=== Extracted information ===

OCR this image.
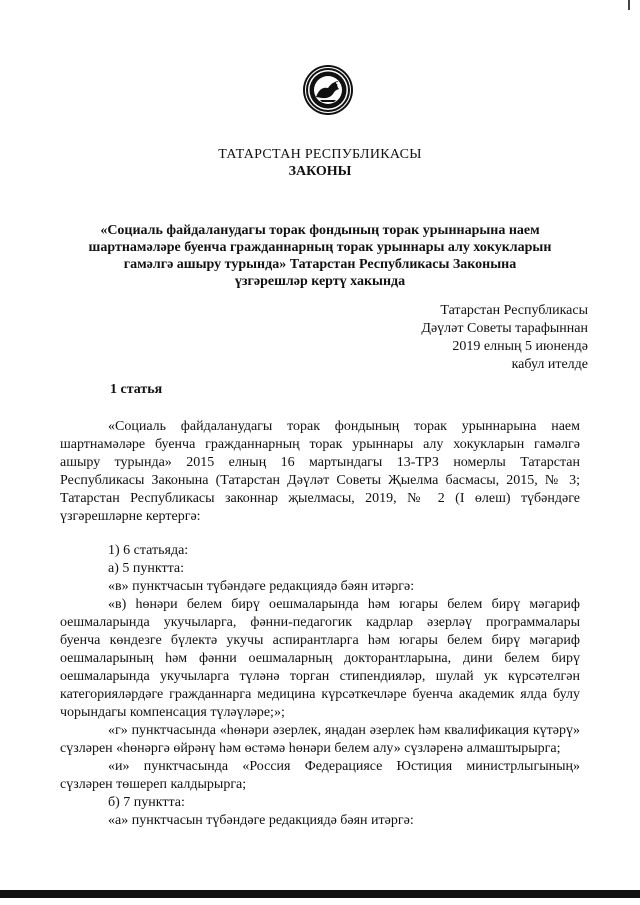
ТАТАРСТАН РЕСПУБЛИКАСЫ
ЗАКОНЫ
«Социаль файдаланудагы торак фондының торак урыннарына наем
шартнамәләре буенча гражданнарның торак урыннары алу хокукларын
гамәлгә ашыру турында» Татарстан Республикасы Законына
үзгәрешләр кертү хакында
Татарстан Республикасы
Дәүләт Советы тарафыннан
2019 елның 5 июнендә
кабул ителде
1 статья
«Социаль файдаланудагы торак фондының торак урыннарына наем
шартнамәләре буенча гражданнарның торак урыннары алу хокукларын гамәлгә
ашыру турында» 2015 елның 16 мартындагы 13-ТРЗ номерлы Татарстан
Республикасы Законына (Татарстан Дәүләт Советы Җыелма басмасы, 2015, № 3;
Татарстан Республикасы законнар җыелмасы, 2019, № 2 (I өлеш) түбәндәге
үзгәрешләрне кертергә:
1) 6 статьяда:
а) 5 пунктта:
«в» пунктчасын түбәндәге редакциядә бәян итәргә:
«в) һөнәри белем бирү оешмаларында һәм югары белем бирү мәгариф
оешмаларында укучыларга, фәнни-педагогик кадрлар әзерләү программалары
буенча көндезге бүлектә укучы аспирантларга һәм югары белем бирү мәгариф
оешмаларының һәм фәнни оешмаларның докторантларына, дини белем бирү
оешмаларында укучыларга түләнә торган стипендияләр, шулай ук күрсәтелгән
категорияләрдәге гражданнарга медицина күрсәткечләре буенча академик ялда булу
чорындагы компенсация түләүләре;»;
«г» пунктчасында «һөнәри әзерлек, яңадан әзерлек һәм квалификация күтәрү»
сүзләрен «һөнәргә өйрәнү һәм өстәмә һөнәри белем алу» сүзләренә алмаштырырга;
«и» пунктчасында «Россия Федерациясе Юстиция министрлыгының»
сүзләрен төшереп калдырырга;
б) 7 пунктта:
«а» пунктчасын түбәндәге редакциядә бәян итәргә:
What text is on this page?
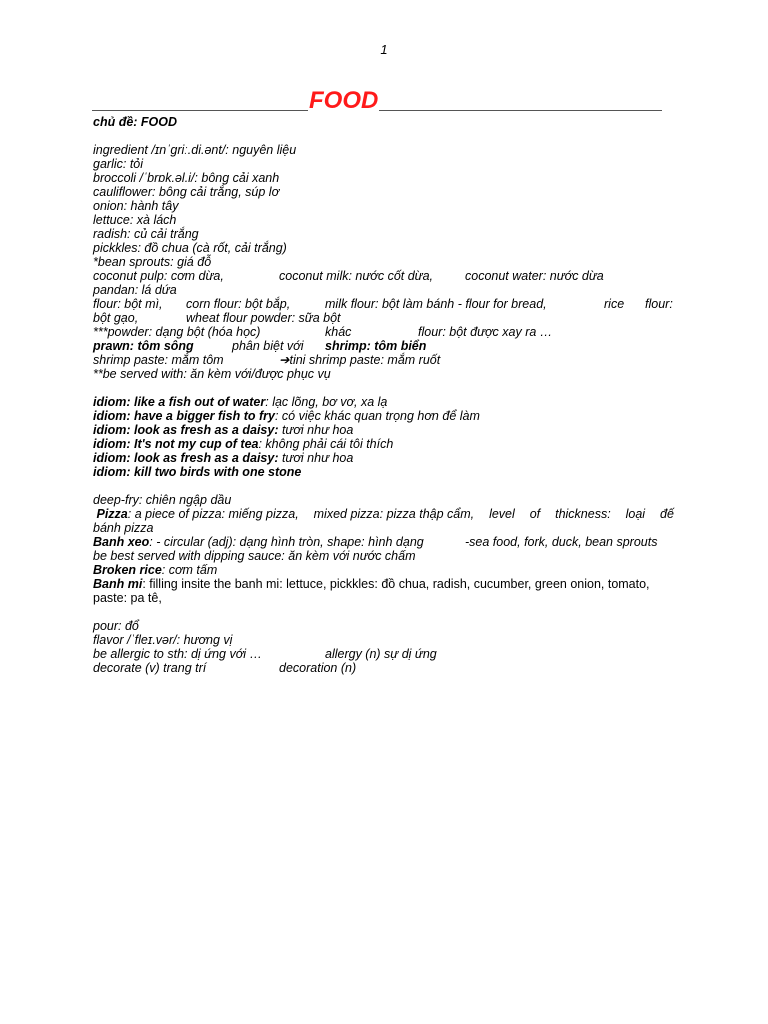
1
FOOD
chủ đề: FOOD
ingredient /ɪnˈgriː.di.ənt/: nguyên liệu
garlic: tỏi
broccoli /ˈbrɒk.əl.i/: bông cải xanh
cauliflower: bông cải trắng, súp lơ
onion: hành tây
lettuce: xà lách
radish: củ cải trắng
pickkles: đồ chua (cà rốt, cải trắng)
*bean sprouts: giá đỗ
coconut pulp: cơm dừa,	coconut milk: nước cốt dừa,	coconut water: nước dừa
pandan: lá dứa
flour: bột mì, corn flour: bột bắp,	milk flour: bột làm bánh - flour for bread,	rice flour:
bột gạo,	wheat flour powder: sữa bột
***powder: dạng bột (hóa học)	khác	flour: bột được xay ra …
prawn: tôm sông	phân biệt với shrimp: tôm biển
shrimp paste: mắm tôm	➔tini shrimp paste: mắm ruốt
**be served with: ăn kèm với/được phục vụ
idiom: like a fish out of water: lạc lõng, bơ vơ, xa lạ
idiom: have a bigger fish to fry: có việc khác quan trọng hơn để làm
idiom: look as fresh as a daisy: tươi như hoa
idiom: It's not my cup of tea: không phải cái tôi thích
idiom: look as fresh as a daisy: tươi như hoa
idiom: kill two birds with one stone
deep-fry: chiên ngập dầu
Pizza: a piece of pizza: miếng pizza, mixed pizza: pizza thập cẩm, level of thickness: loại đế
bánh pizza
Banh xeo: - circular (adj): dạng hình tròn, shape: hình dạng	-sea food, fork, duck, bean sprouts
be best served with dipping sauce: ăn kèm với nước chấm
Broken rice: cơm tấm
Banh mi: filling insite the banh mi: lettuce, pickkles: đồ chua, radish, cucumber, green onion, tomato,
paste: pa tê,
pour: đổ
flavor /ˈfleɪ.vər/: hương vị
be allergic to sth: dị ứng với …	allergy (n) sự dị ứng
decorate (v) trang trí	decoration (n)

===

▶ [Task prompt]
Identify all lines where the word "укучыларга" shows up. Copy them.

▶ [Exercise response]
оешмаларында укучыларга, фәнни-педагогик кадрлар әзерләү программалары
оешмаларында укучыларга түләнә торган стипендияләр, шулай ук күрсәтелгән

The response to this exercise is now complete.